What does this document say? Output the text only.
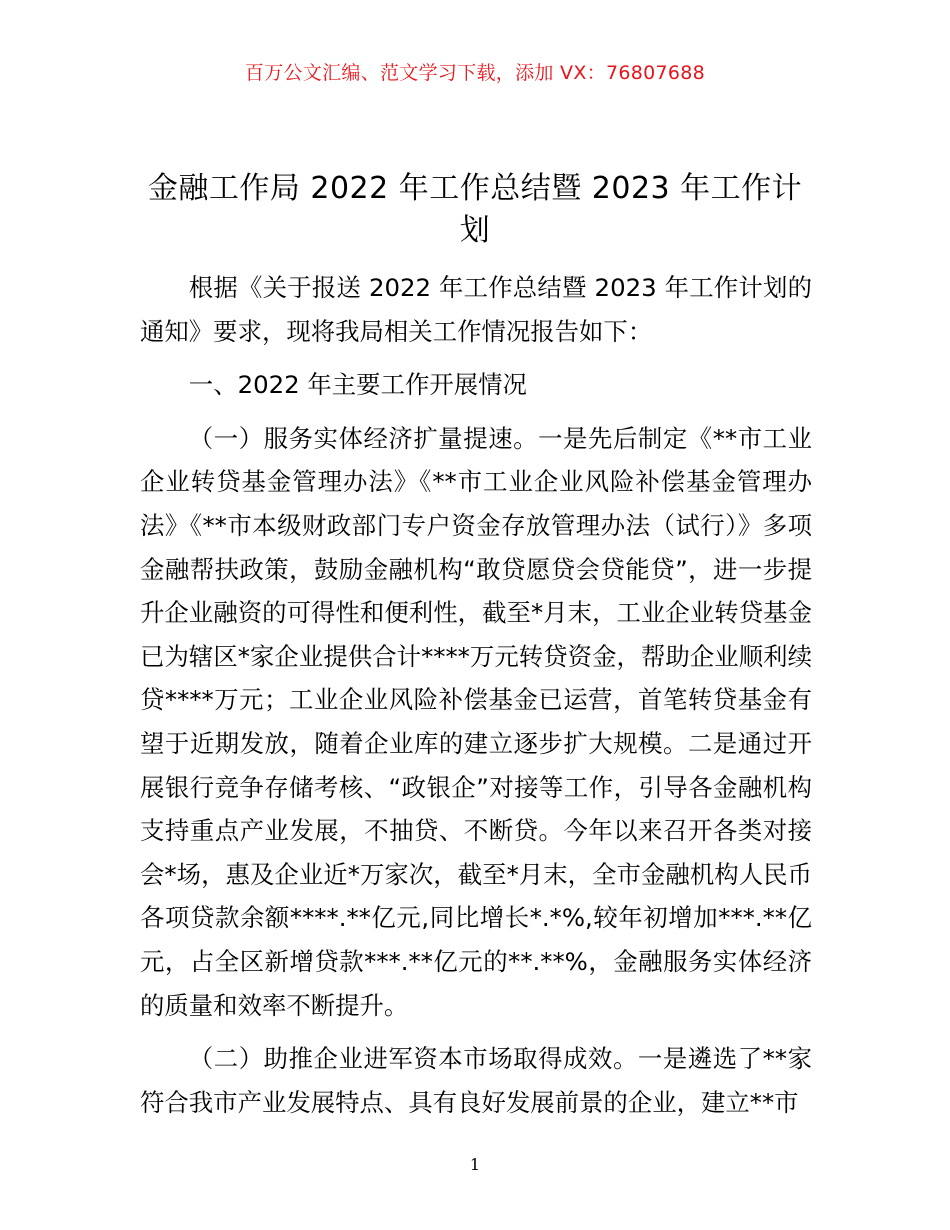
百万公文汇编、范文学习下载，添加 VX：76807688
金融工作局 2022 年工作总结暨 2023 年工作计划

根据《关于报送 2022 年工作总结暨 2023 年工作计划的通知》要求，现将我局相关工作情况报告如下：

一、2022 年主要工作开展情况

（一）服务实体经济扩量提速。一是先后制定《**市工业企业转贷基金管理办法》《**市工业企业风险补偿基金管理办法》《**市本级财政部门专户资金存放管理办法（试行）》多项金融帮扶政策，鼓励金融机构“敢贷愿贷会贷能贷”，进一步提升企业融资的可得性和便利性，截至*月末，工业企业转贷基金已为辖区*家企业提供合计****万元转贷资金，帮助企业顺利续贷****万元；工业企业风险补偿基金已运营，首笔转贷基金有望于近期发放，随着企业库的建立逐步扩大规模。二是通过开展银行竞争存储考核、“政银企”对接等工作，引导各金融机构支持重点产业发展，不抽贷、不断贷。今年以来召开各类对接会*场，惠及企业近*万家次，截至*月末，全市金融机构人民币各项贷款余额****.**亿元,同比增长*.*%,较年初增加***.**亿元，占全区新增贷款***.**亿元的**.**%，金融服务实体经济的质量和效率不断提升。

（二）助推企业进军资本市场取得成效。一是遴选了**家符合我市产业发展特点、具有良好发展前景的企业，建立**市

1
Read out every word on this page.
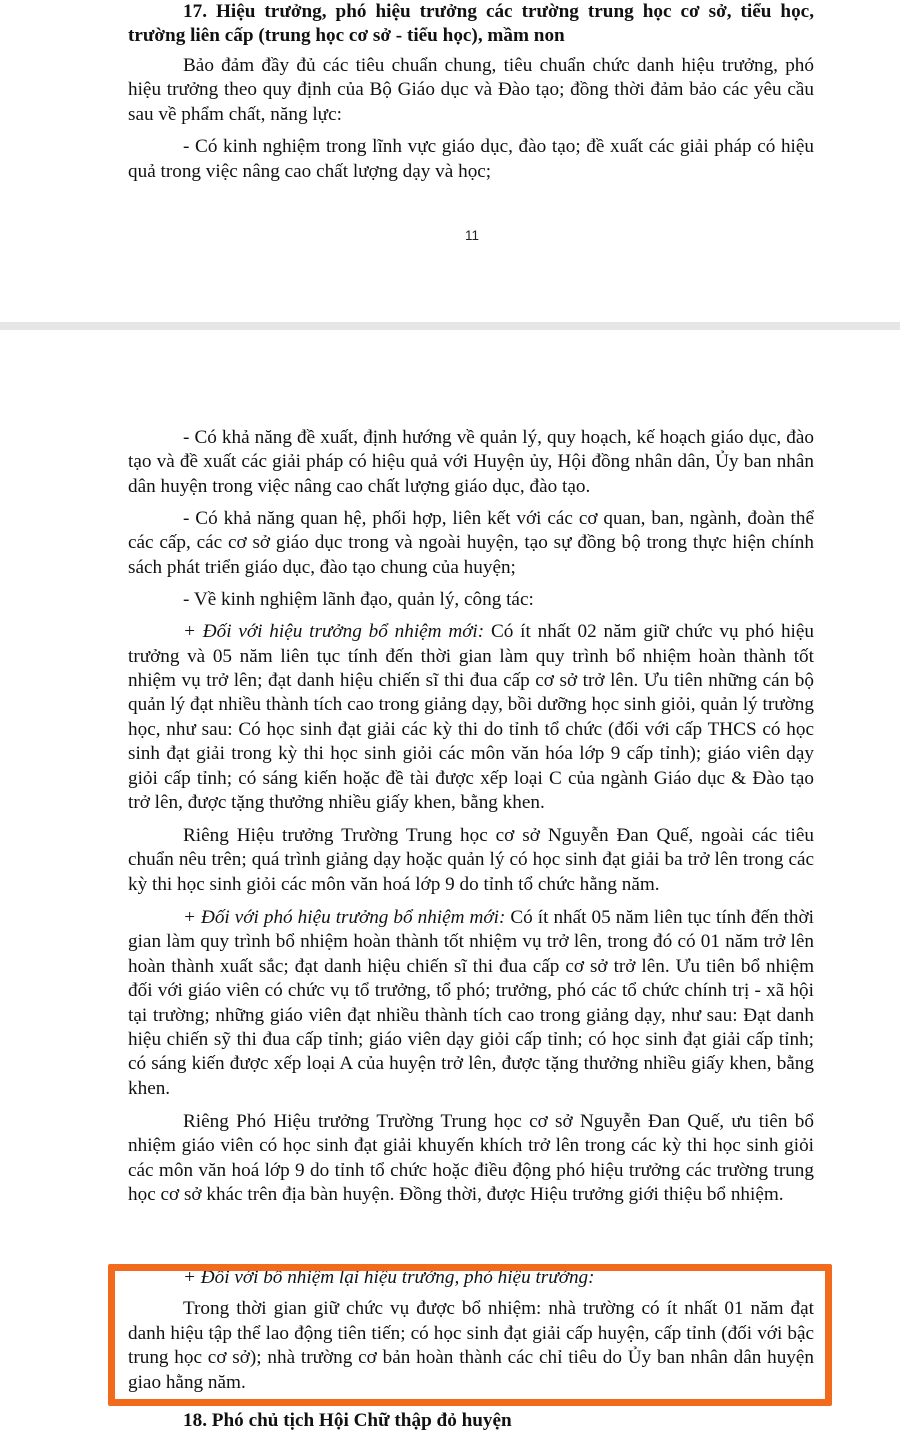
17. Hiệu trưởng, phó hiệu trưởng các trường trung học cơ sở, tiểu học, trường liên cấp (trung học cơ sở - tiểu học), mầm non

Bảo đảm đầy đủ các tiêu chuẩn chung, tiêu chuẩn chức danh hiệu trưởng, phó hiệu trưởng theo quy định của Bộ Giáo dục và Đào tạo; đồng thời đảm bảo các yêu cầu sau về phẩm chất, năng lực:

- Có kinh nghiệm trong lĩnh vực giáo dục, đào tạo; đề xuất các giải pháp có hiệu quả trong việc nâng cao chất lượng dạy và học;

11

- Có khả năng đề xuất, định hướng về quản lý, quy hoạch, kế hoạch giáo dục, đào tạo và đề xuất các giải pháp có hiệu quả với Huyện ủy, Hội đồng nhân dân, Ủy ban nhân dân huyện trong việc nâng cao chất lượng giáo dục, đào tạo.

- Có khả năng quan hệ, phối hợp, liên kết với các cơ quan, ban, ngành, đoàn thể các cấp, các cơ sở giáo dục trong và ngoài huyện, tạo sự đồng bộ trong thực hiện chính sách phát triển giáo dục, đào tạo chung của huyện;

- Về kinh nghiệm lãnh đạo, quản lý, công tác:

+ Đối với hiệu trưởng bổ nhiệm mới: Có ít nhất 02 năm giữ chức vụ phó hiệu trưởng và 05 năm liên tục tính đến thời gian làm quy trình bổ nhiệm hoàn thành tốt nhiệm vụ trở lên; đạt danh hiệu chiến sĩ thi đua cấp cơ sở trở lên. Ưu tiên những cán bộ quản lý đạt nhiều thành tích cao trong giảng dạy, bồi dưỡng học sinh giỏi, quản lý trường học, như sau: Có học sinh đạt giải các kỳ thi do tỉnh tổ chức (đối với cấp THCS có học sinh đạt giải trong kỳ thi học sinh giỏi các môn văn hóa lớp 9 cấp tỉnh); giáo viên dạy giỏi cấp tỉnh; có sáng kiến hoặc đề tài được xếp loại C của ngành Giáo dục & Đào tạo trở lên, được tặng thưởng nhiều giấy khen, bằng khen.

Riêng Hiệu trưởng Trường Trung học cơ sở Nguyễn Đan Quế, ngoài các tiêu chuẩn nêu trên; quá trình giảng dạy hoặc quản lý có học sinh đạt giải ba trở lên trong các kỳ thi học sinh giỏi các môn văn hoá lớp 9 do tỉnh tổ chức hằng năm.

+ Đối với phó hiệu trưởng bổ nhiệm mới: Có ít nhất 05 năm liên tục tính đến thời gian làm quy trình bổ nhiệm hoàn thành tốt nhiệm vụ trở lên, trong đó có 01 năm trở lên hoàn thành xuất sắc; đạt danh hiệu chiến sĩ thi đua cấp cơ sở trở lên. Ưu tiên bổ nhiệm đối với giáo viên có chức vụ tổ trưởng, tổ phó; trưởng, phó các tổ chức chính trị - xã hội tại trường; những giáo viên đạt nhiều thành tích cao trong giảng dạy, như sau: Đạt danh hiệu chiến sỹ thi đua cấp tỉnh; giáo viên dạy giỏi cấp tỉnh; có học sinh đạt giải cấp tỉnh; có sáng kiến được xếp loại A của huyện trở lên, được tặng thưởng nhiều giấy khen, bằng khen.

Riêng Phó Hiệu trưởng Trường Trung học cơ sở Nguyễn Đan Quế, ưu tiên bổ nhiệm giáo viên có học sinh đạt giải khuyến khích trở lên trong các kỳ thi học sinh giỏi các môn văn hoá lớp 9 do tỉnh tổ chức hoặc điều động phó hiệu trưởng các trường trung học cơ sở khác trên địa bàn huyện. Đồng thời, được Hiệu trưởng giới thiệu bổ nhiệm.

+ Đối với bổ nhiệm lại hiệu trưởng, phó hiệu trưởng:

Trong thời gian giữ chức vụ được bổ nhiệm: nhà trường có ít nhất 01 năm đạt danh hiệu tập thể lao động tiên tiến; có học sinh đạt giải cấp huyện, cấp tỉnh (đối với bậc trung học cơ sở); nhà trường cơ bản hoàn thành các chỉ tiêu do Ủy ban nhân dân huyện giao hằng năm.

18. Phó chủ tịch Hội Chữ thập đỏ huyện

* **TASK STATEMENT**:
Nothing in the entries above should change when they are printed again, except that the pictures are dropped.

* **COMPLETE RESPONSE**:
What does this document say? Output the text only.
百万公文汇编、范文学习下载，添加 VX：76807688
金融工作局 2022 年工作总结暨 2023 年工作计划

根据《关于报送 2022 年工作总结暨 2023 年工作计划的通知》要求，现将我局相关工作情况报告如下：

一、2022 年主要工作开展情况

（一）服务实体经济扩量提速。一是先后制定《**市工业企业转贷基金管理办法》《**市工业企业风险补偿基金管理办法》《**市本级财政部门专户资金存放管理办法（试行）》多项金融帮扶政策，鼓励金融机构“敢贷愿贷会贷能贷”，进一步提升企业融资的可得性和便利性，截至*月末，工业企业转贷基金已为辖区*家企业提供合计****万元转贷资金，帮助企业顺利续贷****万元；工业企业风险补偿基金已运营，首笔转贷基金有望于近期发放，随着企业库的建立逐步扩大规模。二是通过开展银行竞争存储考核、“政银企”对接等工作，引导各金融机构支持重点产业发展，不抽贷、不断贷。今年以来召开各类对接会*场，惠及企业近*万家次，截至*月末，全市金融机构人民币各项贷款余额****.**亿元,同比增长*.*%,较年初增加***.**亿元，占全区新增贷款***.**亿元的**.**%，金融服务实体经济的质量和效率不断提升。

（二）助推企业进军资本市场取得成效。一是遴选了**家符合我市产业发展特点、具有良好发展前景的企业，建立**市

1
Read out every word on this page.
17. Hiệu trưởng, phó hiệu trưởng các trường trung học cơ sở, tiểu học, trường liên cấp (trung học cơ sở - tiểu học), mầm non

Bảo đảm đầy đủ các tiêu chuẩn chung, tiêu chuẩn chức danh hiệu trưởng, phó hiệu trưởng theo quy định của Bộ Giáo dục và Đào tạo; đồng thời đảm bảo các yêu cầu sau về phẩm chất, năng lực:

- Có kinh nghiệm trong lĩnh vực giáo dục, đào tạo; đề xuất các giải pháp có hiệu quả trong việc nâng cao chất lượng dạy và học;

11

- Có khả năng đề xuất, định hướng về quản lý, quy hoạch, kế hoạch giáo dục, đào tạo và đề xuất các giải pháp có hiệu quả với Huyện ủy, Hội đồng nhân dân, Ủy ban nhân dân huyện trong việc nâng cao chất lượng giáo dục, đào tạo.

- Có khả năng quan hệ, phối hợp, liên kết với các cơ quan, ban, ngành, đoàn thể các cấp, các cơ sở giáo dục trong và ngoài huyện, tạo sự đồng bộ trong thực hiện chính sách phát triển giáo dục, đào tạo chung của huyện;

- Về kinh nghiệm lãnh đạo, quản lý, công tác:

+ Đối với hiệu trưởng bổ nhiệm mới: Có ít nhất 02 năm giữ chức vụ phó hiệu trưởng và 05 năm liên tục tính đến thời gian làm quy trình bổ nhiệm hoàn thành tốt nhiệm vụ trở lên; đạt danh hiệu chiến sĩ thi đua cấp cơ sở trở lên. Ưu tiên những cán bộ quản lý đạt nhiều thành tích cao trong giảng dạy, bồi dưỡng học sinh giỏi, quản lý trường học, như sau: Có học sinh đạt giải các kỳ thi do tỉnh tổ chức (đối với cấp THCS có học sinh đạt giải trong kỳ thi học sinh giỏi các môn văn hóa lớp 9 cấp tỉnh); giáo viên dạy giỏi cấp tỉnh; có sáng kiến hoặc đề tài được xếp loại C của ngành Giáo dục & Đào tạo trở lên, được tặng thưởng nhiều giấy khen, bằng khen.

Riêng Hiệu trưởng Trường Trung học cơ sở Nguyễn Đan Quế, ngoài các tiêu chuẩn nêu trên; quá trình giảng dạy hoặc quản lý có học sinh đạt giải ba trở lên trong các kỳ thi học sinh giỏi các môn văn hoá lớp 9 do tỉnh tổ chức hằng năm.

+ Đối với phó hiệu trưởng bổ nhiệm mới: Có ít nhất 05 năm liên tục tính đến thời gian làm quy trình bổ nhiệm hoàn thành tốt nhiệm vụ trở lên, trong đó có 01 năm trở lên hoàn thành xuất sắc; đạt danh hiệu chiến sĩ thi đua cấp cơ sở trở lên. Ưu tiên bổ nhiệm đối với giáo viên có chức vụ tổ trưởng, tổ phó; trưởng, phó các tổ chức chính trị - xã hội tại trường; những giáo viên đạt nhiều thành tích cao trong giảng dạy, như sau: Đạt danh hiệu chiến sỹ thi đua cấp tỉnh; giáo viên dạy giỏi cấp tỉnh; có học sinh đạt giải cấp tỉnh; có sáng kiến được xếp loại A của huyện trở lên, được tặng thưởng nhiều giấy khen, bằng khen.

Riêng Phó Hiệu trưởng Trường Trung học cơ sở Nguyễn Đan Quế, ưu tiên bổ nhiệm giáo viên có học sinh đạt giải khuyến khích trở lên trong các kỳ thi học sinh giỏi các môn văn hoá lớp 9 do tỉnh tổ chức hoặc điều động phó hiệu trưởng các trường trung học cơ sở khác trên địa bàn huyện. Đồng thời, được Hiệu trưởng giới thiệu bổ nhiệm.

+ Đối với bổ nhiệm lại hiệu trưởng, phó hiệu trưởng:

Trong thời gian giữ chức vụ được bổ nhiệm: nhà trường có ít nhất 01 năm đạt danh hiệu tập thể lao động tiên tiến; có học sinh đạt giải cấp huyện, cấp tỉnh (đối với bậc trung học cơ sở); nhà trường cơ bản hoàn thành các chỉ tiêu do Ủy ban nhân dân huyện giao hằng năm.

18. Phó chủ tịch Hội Chữ thập đỏ huyện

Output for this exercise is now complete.